Layout region rows
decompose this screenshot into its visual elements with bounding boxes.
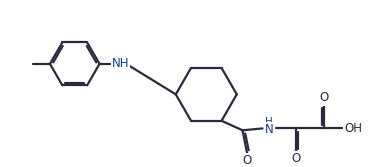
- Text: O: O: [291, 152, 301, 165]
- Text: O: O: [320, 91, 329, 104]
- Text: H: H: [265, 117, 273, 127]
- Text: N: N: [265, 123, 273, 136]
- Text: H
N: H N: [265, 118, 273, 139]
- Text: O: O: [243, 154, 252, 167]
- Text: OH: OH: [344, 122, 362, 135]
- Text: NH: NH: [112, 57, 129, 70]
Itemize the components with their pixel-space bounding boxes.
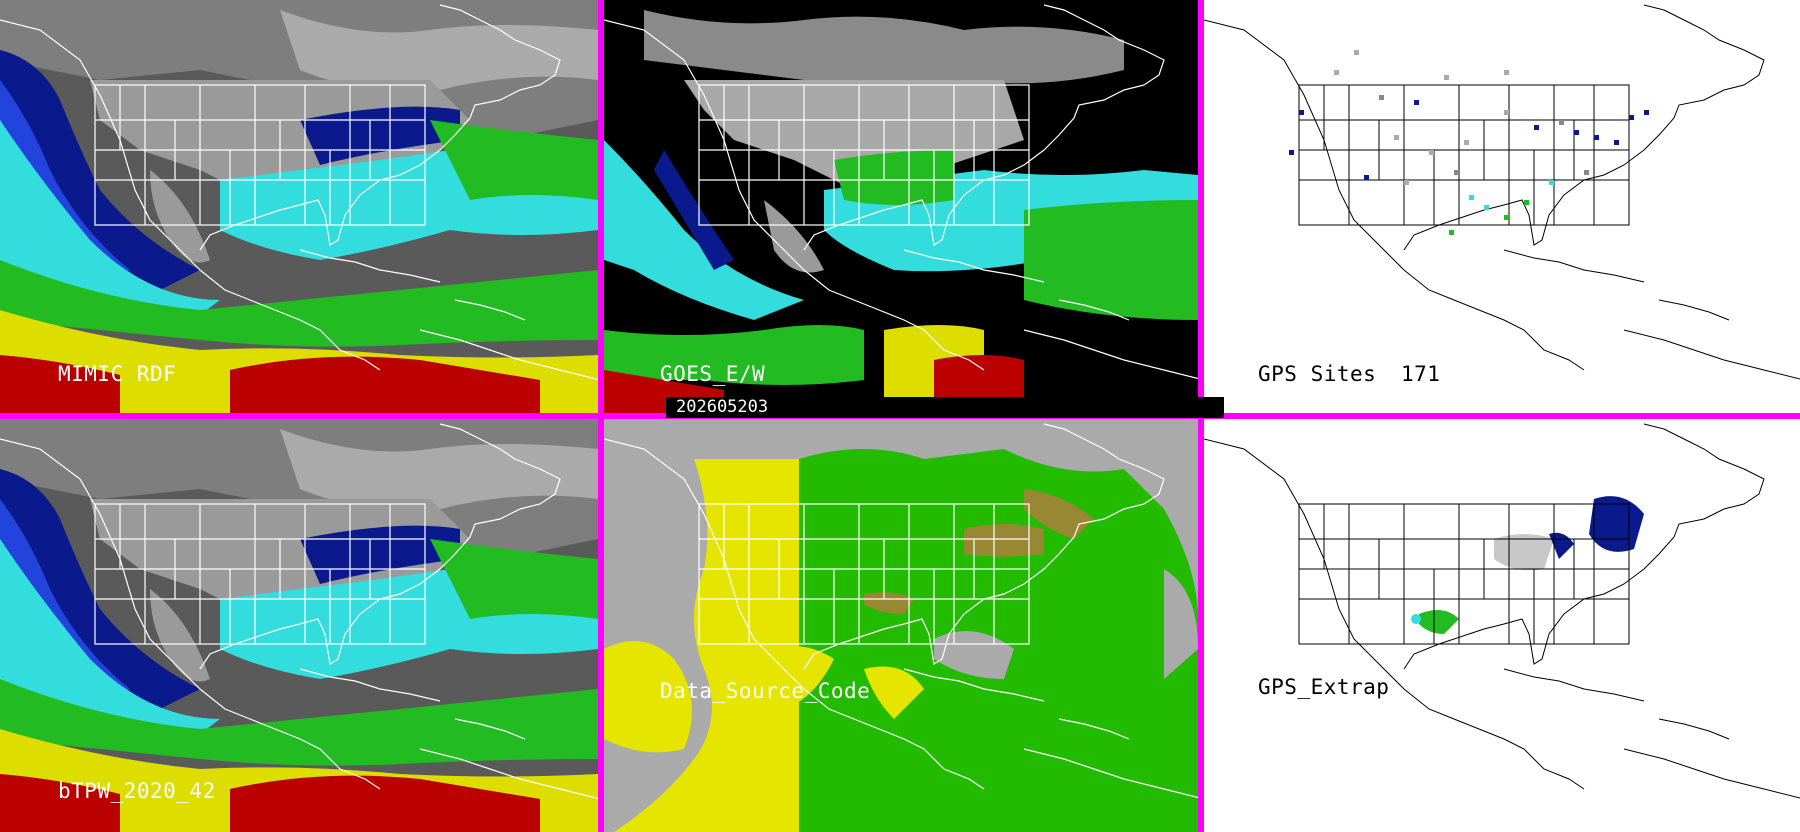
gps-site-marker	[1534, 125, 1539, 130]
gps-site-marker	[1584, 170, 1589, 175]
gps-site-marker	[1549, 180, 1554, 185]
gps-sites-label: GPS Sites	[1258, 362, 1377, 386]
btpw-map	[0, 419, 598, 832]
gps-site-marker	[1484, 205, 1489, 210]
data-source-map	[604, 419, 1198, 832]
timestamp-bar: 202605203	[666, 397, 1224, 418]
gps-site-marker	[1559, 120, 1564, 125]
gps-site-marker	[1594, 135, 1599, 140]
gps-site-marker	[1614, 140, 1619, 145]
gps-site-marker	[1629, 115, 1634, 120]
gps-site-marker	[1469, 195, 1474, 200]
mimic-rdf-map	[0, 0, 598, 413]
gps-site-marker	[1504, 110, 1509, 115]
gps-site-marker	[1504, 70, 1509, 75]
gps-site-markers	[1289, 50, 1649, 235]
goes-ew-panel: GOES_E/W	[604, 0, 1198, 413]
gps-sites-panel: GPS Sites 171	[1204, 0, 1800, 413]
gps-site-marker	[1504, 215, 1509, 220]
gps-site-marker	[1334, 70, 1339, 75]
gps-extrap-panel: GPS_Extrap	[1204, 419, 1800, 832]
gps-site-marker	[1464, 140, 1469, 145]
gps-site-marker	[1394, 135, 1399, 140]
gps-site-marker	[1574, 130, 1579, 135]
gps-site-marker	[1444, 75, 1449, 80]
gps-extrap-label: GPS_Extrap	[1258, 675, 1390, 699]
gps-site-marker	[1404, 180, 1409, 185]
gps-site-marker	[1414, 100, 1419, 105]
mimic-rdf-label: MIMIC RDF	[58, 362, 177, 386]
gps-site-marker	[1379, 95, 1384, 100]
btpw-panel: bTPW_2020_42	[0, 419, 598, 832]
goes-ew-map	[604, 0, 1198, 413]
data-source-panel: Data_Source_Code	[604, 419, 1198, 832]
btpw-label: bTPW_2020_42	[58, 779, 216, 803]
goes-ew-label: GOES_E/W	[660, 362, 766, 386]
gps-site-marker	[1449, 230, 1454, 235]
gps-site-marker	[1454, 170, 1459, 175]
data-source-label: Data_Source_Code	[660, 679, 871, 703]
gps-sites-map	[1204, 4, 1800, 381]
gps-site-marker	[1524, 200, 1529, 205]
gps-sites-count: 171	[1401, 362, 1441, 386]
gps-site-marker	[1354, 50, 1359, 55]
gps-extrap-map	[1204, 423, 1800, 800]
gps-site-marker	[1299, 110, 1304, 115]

▸ INSTRUCTIONS FOR THE TASK
Extract every line of the rows that contains the string "sites". Matching is case-sensitive.

▸ EXERCISE OUTPUT
gps-sites-label: GPS Sites	[1258, 362, 1377, 386]
gps-sites-panel: GPS Sites 171	[1204, 0, 1800, 413]
gps-sites-map	[1204, 4, 1800, 381]
gps-sites-count: 171	[1401, 362, 1441, 386]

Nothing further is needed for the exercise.